SET TASK -
Reproduce exactly, with no other output, every line of the data below from the line containing "Convert this document image to plain text." to the end, inclusive.

:::::

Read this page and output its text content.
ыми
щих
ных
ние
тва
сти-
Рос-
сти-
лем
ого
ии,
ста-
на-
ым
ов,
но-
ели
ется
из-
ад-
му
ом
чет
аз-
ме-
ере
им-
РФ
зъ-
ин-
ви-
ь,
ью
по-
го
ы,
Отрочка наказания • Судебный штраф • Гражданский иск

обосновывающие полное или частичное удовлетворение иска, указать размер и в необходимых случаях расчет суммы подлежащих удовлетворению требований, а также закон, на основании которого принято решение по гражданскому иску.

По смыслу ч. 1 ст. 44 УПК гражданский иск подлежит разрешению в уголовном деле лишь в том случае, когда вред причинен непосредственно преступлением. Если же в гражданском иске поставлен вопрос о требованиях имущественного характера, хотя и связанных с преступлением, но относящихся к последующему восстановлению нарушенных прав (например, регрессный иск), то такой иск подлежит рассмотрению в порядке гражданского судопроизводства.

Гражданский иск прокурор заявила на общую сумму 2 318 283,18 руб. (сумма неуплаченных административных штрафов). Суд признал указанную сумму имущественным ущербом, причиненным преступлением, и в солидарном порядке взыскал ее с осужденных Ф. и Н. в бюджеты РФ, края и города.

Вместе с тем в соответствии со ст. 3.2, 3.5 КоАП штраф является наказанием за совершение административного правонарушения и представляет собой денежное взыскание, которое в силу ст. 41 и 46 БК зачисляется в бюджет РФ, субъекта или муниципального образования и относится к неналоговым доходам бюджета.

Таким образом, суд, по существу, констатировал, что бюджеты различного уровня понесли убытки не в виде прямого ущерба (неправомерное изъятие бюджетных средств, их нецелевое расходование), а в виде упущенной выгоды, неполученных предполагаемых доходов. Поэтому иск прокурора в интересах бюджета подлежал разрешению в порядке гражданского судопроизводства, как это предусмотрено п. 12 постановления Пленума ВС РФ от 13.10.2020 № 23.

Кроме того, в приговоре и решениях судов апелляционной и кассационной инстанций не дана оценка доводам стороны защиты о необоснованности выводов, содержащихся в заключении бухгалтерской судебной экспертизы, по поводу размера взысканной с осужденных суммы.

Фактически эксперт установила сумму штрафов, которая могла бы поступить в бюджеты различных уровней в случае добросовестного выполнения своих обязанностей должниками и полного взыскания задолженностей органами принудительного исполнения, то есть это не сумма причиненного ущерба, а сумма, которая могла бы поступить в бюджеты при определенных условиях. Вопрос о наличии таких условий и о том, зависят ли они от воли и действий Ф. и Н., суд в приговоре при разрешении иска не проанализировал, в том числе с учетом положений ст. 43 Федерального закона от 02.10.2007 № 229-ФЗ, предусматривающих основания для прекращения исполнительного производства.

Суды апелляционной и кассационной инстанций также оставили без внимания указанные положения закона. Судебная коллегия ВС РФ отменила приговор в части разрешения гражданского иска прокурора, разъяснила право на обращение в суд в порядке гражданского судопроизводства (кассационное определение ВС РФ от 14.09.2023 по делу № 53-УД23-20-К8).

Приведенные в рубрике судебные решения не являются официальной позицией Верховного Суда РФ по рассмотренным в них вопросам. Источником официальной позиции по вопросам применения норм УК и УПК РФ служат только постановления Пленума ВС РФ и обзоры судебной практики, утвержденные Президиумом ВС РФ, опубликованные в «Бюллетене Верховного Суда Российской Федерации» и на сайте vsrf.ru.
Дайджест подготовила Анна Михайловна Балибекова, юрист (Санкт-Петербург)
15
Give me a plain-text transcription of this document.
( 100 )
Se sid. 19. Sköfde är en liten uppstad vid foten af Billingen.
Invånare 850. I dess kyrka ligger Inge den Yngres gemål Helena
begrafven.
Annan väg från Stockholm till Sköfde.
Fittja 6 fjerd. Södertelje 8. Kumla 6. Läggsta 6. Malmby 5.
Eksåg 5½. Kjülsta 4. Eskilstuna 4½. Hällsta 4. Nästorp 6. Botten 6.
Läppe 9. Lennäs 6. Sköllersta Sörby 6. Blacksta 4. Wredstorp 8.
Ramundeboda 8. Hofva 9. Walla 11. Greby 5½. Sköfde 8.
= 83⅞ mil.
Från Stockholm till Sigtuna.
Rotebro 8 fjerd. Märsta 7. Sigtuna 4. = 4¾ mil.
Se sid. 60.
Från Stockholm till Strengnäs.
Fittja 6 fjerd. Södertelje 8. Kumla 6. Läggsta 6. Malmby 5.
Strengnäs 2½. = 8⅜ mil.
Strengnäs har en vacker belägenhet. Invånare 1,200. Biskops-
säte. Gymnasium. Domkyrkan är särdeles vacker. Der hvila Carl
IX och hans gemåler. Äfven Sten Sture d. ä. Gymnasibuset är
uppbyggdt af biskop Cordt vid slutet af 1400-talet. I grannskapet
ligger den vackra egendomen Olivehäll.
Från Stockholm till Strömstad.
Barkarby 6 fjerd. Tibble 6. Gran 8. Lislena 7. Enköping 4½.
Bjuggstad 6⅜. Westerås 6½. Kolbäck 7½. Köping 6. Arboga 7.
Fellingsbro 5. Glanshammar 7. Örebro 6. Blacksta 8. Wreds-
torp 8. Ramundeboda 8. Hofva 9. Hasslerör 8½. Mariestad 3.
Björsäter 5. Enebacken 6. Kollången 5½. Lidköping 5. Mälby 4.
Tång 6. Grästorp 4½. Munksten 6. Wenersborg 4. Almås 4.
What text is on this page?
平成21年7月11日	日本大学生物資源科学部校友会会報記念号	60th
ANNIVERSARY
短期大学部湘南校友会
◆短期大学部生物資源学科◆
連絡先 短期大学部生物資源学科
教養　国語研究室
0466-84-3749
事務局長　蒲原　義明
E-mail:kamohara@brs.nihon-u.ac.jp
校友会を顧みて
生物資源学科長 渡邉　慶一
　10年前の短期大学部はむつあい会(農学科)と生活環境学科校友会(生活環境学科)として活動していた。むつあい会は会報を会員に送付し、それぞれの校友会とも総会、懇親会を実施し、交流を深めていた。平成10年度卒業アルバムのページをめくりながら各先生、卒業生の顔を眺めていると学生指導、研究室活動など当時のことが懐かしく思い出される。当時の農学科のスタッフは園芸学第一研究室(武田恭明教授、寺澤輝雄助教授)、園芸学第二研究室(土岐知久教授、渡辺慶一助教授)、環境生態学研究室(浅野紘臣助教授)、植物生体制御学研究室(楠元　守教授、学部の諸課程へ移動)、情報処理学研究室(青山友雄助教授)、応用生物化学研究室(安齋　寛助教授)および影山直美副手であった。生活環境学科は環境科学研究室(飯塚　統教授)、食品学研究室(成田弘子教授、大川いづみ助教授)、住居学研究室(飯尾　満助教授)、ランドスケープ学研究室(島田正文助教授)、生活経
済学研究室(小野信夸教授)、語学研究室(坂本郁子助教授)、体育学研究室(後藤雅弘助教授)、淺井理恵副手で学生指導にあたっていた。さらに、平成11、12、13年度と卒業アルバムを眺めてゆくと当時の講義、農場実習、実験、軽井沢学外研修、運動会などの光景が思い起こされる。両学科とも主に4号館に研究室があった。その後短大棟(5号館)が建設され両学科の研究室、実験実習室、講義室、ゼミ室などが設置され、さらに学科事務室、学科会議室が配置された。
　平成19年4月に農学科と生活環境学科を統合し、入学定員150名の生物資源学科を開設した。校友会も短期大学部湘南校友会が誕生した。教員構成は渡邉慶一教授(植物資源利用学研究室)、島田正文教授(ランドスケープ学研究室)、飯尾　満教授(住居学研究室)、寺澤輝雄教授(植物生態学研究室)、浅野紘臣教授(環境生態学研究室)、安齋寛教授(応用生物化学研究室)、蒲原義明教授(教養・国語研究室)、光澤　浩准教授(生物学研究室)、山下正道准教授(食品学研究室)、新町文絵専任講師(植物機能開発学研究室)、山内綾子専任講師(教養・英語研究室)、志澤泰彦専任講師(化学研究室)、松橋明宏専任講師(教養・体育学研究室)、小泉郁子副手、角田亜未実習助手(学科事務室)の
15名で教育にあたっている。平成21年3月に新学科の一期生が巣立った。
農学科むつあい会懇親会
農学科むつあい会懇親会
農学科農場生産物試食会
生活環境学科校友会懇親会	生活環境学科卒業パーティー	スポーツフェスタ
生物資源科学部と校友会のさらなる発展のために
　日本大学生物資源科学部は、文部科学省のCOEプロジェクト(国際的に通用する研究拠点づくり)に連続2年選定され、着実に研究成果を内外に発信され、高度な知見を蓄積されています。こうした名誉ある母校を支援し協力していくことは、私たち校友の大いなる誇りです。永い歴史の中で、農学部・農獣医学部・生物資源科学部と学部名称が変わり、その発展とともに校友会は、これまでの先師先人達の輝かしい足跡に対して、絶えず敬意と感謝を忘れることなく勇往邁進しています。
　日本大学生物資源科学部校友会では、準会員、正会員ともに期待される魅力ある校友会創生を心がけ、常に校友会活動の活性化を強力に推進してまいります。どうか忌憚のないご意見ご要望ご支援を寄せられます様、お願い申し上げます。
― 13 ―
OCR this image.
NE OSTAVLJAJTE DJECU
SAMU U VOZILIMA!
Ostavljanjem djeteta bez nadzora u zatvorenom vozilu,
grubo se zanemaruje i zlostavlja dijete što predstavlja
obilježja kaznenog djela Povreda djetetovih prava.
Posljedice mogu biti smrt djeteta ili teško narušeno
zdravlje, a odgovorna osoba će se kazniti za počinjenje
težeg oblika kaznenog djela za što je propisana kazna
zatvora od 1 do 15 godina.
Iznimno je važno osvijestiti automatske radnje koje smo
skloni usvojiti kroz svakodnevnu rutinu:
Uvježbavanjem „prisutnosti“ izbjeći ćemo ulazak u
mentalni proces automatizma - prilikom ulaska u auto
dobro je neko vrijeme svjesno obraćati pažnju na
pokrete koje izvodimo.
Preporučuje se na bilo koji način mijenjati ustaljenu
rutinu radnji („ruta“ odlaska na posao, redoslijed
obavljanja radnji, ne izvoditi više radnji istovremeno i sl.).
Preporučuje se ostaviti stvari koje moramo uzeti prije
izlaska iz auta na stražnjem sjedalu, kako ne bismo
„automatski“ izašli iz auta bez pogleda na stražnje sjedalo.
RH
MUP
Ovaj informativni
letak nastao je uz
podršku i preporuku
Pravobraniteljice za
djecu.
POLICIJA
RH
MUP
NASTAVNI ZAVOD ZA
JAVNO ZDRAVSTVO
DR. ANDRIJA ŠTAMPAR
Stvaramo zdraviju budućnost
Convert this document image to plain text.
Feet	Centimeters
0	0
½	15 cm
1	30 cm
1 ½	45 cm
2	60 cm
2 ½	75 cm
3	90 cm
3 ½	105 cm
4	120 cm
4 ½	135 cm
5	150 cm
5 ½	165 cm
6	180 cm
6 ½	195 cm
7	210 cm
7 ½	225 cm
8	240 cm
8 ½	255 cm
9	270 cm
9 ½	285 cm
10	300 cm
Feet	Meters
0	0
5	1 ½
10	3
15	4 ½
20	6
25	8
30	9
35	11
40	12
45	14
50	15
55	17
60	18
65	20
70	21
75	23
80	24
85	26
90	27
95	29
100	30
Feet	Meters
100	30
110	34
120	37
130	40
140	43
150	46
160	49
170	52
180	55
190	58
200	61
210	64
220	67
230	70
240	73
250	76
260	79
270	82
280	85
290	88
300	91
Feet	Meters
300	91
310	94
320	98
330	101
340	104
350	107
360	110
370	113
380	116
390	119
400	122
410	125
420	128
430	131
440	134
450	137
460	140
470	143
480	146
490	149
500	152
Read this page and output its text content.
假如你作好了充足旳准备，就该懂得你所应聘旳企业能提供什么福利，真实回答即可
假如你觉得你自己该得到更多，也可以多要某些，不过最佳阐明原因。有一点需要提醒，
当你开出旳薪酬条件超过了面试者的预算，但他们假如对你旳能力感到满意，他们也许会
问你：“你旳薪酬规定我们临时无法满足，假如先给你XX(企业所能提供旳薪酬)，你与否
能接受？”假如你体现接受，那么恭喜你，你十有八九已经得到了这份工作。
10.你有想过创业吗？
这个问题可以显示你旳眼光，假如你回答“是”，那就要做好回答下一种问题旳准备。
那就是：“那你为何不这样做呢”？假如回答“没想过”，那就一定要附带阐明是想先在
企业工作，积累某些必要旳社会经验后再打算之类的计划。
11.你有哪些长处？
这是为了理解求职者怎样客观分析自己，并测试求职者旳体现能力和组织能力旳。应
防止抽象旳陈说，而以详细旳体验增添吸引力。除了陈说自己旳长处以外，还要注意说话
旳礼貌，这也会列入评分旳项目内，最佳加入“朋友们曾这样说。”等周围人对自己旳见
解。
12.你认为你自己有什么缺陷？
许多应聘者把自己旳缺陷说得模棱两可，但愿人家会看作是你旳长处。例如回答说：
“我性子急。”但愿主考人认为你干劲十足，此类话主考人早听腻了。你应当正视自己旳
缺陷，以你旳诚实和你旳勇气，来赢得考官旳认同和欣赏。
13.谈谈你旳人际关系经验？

:::::

RESPONSE TO THE TASK -
Convert this document image to plain text.
Feet	Centimeters
0	0
½	15 cm
1	30 cm
1 ½	45 cm
2	60 cm
2 ½	75 cm
3	90 cm
3 ½	105 cm
4	120 cm
4 ½	135 cm
5	150 cm
5 ½	165 cm
6	180 cm
6 ½	195 cm
7	210 cm
7 ½	225 cm
8	240 cm
8 ½	255 cm
9	270 cm
9 ½	285 cm
10	300 cm
Feet	Meters
0	0
5	1 ½
10	3
15	4 ½
20	6
25	8
30	9
35	11
40	12
45	14
50	15
55	17
60	18
65	20
70	21
75	23
80	24
85	26
90	27
95	29
100	30
Feet	Meters
100	30
110	34
120	37
130	40
140	43
150	46
160	49
170	52
180	55
190	58
200	61
210	64
220	67
230	70
240	73
250	76
260	79
270	82
280	85
290	88
300	91
Feet	Meters
300	91
310	94
320	98
330	101
340	104
350	107
360	110
370	113
380	116
390	119
400	122
410	125
420	128
430	131
440	134
450	137
460	140
470	143
480	146
490	149
500	152
Read this page and output its text content.
假如你作好了充足旳准备，就该懂得你所应聘旳企业能提供什么福利，真实回答即可
假如你觉得你自己该得到更多，也可以多要某些，不过最佳阐明原因。有一点需要提醒，
当你开出旳薪酬条件超过了面试者的预算，但他们假如对你旳能力感到满意，他们也许会
问你：“你旳薪酬规定我们临时无法满足，假如先给你XX(企业所能提供旳薪酬)，你与否
能接受？”假如你体现接受，那么恭喜你，你十有八九已经得到了这份工作。
10.你有想过创业吗？
这个问题可以显示你旳眼光，假如你回答“是”，那就要做好回答下一种问题旳准备。
那就是：“那你为何不这样做呢”？假如回答“没想过”，那就一定要附带阐明是想先在
企业工作，积累某些必要旳社会经验后再打算之类的计划。
11.你有哪些长处？
这是为了理解求职者怎样客观分析自己，并测试求职者旳体现能力和组织能力旳。应
防止抽象旳陈说，而以详细旳体验增添吸引力。除了陈说自己旳长处以外，还要注意说话
旳礼貌，这也会列入评分旳项目内，最佳加入“朋友们曾这样说。”等周围人对自己旳见
解。
12.你认为你自己有什么缺陷？
许多应聘者把自己旳缺陷说得模棱两可，但愿人家会看作是你旳长处。例如回答说：
“我性子急。”但愿主考人认为你干劲十足，此类话主考人早听腻了。你应当正视自己旳
缺陷，以你旳诚实和你旳勇气，来赢得考官旳认同和欣赏。
13.谈谈你旳人际关系经验？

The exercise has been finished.